Extracted records:
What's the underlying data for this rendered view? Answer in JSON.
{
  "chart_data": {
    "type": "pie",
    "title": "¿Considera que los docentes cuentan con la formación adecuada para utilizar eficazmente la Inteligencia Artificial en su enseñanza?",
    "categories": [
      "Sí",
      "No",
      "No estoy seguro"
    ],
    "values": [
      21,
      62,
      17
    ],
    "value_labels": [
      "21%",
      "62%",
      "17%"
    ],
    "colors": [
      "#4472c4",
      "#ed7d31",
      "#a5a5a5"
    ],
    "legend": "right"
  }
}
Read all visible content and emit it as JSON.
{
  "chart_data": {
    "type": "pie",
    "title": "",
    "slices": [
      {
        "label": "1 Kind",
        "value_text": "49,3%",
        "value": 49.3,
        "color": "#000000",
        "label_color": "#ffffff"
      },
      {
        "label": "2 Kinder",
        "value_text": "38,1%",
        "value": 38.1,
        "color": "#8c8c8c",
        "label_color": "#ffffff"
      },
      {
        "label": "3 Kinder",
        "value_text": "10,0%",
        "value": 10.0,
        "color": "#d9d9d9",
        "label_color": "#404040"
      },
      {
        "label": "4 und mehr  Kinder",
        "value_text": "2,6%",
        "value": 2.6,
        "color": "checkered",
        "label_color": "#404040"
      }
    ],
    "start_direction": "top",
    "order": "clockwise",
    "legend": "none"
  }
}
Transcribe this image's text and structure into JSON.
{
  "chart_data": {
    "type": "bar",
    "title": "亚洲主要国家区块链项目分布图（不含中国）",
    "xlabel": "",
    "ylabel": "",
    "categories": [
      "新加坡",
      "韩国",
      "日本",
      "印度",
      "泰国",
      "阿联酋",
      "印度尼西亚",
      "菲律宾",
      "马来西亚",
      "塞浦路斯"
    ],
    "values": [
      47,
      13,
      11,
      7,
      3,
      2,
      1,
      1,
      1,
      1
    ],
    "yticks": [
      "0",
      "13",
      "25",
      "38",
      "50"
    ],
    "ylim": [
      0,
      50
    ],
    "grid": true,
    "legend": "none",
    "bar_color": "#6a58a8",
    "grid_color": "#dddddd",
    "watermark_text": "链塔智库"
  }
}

▸ Set problem
Pick out each line containing "Kinder" and report it.

▸ Complete answer
        "label": "2 Kinder",
        "label": "3 Kinder",
        "label": "4 und mehr  Kinder",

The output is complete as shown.